-- start --

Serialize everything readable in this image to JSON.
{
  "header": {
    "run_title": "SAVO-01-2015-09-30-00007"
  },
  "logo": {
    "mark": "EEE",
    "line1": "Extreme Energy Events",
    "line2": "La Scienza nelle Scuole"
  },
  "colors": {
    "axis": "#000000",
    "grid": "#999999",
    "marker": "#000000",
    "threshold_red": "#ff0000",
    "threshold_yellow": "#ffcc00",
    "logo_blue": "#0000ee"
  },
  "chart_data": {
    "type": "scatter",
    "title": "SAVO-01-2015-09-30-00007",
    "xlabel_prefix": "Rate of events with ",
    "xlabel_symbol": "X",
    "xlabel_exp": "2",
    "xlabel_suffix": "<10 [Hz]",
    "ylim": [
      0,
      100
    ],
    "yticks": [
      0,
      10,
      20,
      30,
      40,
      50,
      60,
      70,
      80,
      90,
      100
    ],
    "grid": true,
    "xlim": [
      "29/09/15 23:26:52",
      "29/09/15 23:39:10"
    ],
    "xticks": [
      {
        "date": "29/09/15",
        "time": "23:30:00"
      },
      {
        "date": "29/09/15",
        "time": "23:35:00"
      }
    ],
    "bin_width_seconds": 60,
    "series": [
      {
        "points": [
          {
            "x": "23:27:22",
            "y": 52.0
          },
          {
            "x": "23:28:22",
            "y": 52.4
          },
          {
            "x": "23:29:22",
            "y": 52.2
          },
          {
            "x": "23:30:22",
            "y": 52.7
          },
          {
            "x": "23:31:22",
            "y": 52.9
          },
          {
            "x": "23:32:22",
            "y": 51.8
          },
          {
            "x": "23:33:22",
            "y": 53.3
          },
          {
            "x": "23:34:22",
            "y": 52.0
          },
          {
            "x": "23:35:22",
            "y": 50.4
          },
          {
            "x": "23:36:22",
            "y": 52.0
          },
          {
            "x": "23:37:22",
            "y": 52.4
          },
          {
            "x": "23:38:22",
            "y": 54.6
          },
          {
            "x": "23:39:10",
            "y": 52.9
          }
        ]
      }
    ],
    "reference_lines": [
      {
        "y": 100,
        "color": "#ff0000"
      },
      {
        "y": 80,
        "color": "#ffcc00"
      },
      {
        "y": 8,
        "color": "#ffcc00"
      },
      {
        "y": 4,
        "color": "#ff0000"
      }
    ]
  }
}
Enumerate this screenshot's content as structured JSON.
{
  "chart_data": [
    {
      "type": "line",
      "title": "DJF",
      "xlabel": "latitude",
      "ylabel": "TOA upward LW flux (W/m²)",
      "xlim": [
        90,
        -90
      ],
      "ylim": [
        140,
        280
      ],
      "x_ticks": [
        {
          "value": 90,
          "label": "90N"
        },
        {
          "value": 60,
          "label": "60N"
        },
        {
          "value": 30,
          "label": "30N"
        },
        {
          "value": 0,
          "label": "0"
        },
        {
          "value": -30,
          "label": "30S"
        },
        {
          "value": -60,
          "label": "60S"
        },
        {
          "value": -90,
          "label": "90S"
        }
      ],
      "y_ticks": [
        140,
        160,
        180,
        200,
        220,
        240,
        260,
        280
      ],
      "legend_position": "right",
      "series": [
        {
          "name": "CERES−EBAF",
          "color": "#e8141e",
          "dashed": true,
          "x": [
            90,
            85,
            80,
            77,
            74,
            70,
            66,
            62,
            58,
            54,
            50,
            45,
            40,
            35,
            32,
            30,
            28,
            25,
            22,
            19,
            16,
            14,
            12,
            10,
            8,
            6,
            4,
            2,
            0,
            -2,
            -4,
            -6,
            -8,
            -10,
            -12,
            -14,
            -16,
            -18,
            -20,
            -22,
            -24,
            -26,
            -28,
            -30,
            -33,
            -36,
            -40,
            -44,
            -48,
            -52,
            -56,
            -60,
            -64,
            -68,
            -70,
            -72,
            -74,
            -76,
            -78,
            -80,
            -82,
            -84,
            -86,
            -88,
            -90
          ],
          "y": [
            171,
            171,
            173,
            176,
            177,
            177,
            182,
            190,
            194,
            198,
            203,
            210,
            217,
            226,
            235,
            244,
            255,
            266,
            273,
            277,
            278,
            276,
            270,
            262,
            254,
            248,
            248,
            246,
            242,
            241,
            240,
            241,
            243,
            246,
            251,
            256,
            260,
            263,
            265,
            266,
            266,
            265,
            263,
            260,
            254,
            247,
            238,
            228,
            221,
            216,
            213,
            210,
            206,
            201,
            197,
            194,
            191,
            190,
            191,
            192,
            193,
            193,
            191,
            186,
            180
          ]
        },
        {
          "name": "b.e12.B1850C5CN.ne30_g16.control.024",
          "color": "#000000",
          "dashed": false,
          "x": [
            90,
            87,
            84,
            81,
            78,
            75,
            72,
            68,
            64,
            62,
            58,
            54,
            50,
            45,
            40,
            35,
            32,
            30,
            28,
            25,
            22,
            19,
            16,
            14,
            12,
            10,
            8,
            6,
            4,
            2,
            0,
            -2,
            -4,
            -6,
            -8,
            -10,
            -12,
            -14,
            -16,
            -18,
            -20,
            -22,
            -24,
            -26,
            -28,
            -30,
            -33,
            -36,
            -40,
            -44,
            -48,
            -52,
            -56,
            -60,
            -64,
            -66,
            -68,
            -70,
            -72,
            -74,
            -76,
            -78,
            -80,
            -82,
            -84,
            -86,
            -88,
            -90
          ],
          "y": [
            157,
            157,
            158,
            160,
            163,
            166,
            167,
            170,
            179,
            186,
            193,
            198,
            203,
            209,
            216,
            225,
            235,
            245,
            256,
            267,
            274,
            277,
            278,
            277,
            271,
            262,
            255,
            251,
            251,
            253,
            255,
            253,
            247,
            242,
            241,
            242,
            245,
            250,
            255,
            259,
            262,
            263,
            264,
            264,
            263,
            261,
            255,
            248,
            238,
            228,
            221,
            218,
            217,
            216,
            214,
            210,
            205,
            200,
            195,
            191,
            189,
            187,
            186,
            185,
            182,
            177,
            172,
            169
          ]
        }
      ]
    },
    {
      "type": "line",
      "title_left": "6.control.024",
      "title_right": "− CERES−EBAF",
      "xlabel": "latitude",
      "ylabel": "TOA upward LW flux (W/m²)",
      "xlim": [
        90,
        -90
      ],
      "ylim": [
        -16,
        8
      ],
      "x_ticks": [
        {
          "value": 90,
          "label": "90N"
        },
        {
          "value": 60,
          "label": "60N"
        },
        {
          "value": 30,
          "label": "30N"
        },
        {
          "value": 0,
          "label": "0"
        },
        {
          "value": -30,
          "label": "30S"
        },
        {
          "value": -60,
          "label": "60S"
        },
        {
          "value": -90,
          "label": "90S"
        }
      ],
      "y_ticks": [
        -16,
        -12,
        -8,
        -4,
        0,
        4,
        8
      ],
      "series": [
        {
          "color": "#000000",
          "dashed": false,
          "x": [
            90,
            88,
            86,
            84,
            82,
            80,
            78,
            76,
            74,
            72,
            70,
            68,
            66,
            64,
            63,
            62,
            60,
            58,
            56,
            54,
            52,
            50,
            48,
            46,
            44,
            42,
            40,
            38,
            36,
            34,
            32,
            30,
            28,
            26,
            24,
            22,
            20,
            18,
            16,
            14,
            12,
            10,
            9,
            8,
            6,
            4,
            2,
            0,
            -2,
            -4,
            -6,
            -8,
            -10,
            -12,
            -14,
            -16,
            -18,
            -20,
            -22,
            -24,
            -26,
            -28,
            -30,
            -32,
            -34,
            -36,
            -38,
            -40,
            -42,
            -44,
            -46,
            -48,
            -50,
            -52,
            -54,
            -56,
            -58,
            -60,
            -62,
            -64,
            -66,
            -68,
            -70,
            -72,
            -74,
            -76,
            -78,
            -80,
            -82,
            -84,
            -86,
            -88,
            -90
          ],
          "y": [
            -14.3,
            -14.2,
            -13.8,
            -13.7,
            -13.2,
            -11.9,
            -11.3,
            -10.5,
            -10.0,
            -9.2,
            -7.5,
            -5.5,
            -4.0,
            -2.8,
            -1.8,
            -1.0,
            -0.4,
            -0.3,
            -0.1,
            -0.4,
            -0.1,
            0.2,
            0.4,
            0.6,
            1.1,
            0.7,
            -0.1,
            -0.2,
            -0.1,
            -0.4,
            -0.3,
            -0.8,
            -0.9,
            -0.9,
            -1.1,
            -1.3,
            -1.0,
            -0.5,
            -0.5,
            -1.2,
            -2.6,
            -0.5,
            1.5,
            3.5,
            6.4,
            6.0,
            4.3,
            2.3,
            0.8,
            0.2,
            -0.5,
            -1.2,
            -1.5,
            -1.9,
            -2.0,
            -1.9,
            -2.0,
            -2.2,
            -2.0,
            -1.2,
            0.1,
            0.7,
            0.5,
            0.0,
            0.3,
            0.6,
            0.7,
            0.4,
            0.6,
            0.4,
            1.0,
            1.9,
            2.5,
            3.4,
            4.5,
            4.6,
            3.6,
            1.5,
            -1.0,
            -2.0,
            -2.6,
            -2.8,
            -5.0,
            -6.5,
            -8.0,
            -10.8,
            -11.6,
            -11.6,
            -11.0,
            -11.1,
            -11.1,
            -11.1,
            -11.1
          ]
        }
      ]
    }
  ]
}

-- end --

What you have to do: Collect the lines that hold "this".

The solution:
Serialize everything readable in this image to JSON.
Enumerate this screenshot's content as structured JSON.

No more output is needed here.